## start Task data

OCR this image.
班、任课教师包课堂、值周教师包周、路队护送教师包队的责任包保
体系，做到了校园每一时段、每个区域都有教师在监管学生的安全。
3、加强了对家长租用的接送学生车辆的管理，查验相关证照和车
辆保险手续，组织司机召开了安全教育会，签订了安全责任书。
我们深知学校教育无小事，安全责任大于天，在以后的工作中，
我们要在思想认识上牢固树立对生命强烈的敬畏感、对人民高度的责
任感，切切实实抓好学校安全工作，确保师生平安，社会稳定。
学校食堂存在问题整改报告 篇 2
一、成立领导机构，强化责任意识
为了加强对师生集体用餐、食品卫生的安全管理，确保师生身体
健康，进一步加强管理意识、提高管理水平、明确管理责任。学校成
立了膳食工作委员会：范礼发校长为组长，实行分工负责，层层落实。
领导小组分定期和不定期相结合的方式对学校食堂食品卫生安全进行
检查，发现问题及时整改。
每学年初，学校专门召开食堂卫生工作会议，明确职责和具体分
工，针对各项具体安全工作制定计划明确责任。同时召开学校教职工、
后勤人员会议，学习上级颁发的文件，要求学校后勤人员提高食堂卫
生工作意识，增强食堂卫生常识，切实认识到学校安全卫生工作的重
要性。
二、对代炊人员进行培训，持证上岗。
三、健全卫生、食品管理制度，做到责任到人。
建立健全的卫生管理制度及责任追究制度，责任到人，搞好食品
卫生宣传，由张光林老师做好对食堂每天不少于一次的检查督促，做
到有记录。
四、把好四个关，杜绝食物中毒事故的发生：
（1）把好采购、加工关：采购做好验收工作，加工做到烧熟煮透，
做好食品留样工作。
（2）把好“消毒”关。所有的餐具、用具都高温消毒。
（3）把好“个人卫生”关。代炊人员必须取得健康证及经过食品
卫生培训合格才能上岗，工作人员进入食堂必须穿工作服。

## end Task data

Task:
Return the whole listing exactly.

Solved problem:
OCR this image.
班、任课教师包课堂、值周教师包周、路队护送教师包队的责任包保
体系，做到了校园每一时段、每个区域都有教师在监管学生的安全。
3、加强了对家长租用的接送学生车辆的管理，查验相关证照和车
辆保险手续，组织司机召开了安全教育会，签订了安全责任书。
我们深知学校教育无小事，安全责任大于天，在以后的工作中，
我们要在思想认识上牢固树立对生命强烈的敬畏感、对人民高度的责
任感，切切实实抓好学校安全工作，确保师生平安，社会稳定。
学校食堂存在问题整改报告 篇 2
一、成立领导机构，强化责任意识
为了加强对师生集体用餐、食品卫生的安全管理，确保师生身体
健康，进一步加强管理意识、提高管理水平、明确管理责任。学校成
立了膳食工作委员会：范礼发校长为组长，实行分工负责，层层落实。
领导小组分定期和不定期相结合的方式对学校食堂食品卫生安全进行
检查，发现问题及时整改。
每学年初，学校专门召开食堂卫生工作会议，明确职责和具体分
工，针对各项具体安全工作制定计划明确责任。同时召开学校教职工、
后勤人员会议，学习上级颁发的文件，要求学校后勤人员提高食堂卫
生工作意识，增强食堂卫生常识，切实认识到学校安全卫生工作的重
要性。
二、对代炊人员进行培训，持证上岗。
三、健全卫生、食品管理制度，做到责任到人。
建立健全的卫生管理制度及责任追究制度，责任到人，搞好食品
卫生宣传，由张光林老师做好对食堂每天不少于一次的检查督促，做
到有记录。
四、把好四个关，杜绝食物中毒事故的发生：
（1）把好采购、加工关：采购做好验收工作，加工做到烧熟煮透，
做好食品留样工作。
（2）把好“消毒”关。所有的餐具、用具都高温消毒。
（3）把好“个人卫生”关。代炊人员必须取得健康证及经过食品
卫生培训合格才能上岗，工作人员进入食堂必须穿工作服。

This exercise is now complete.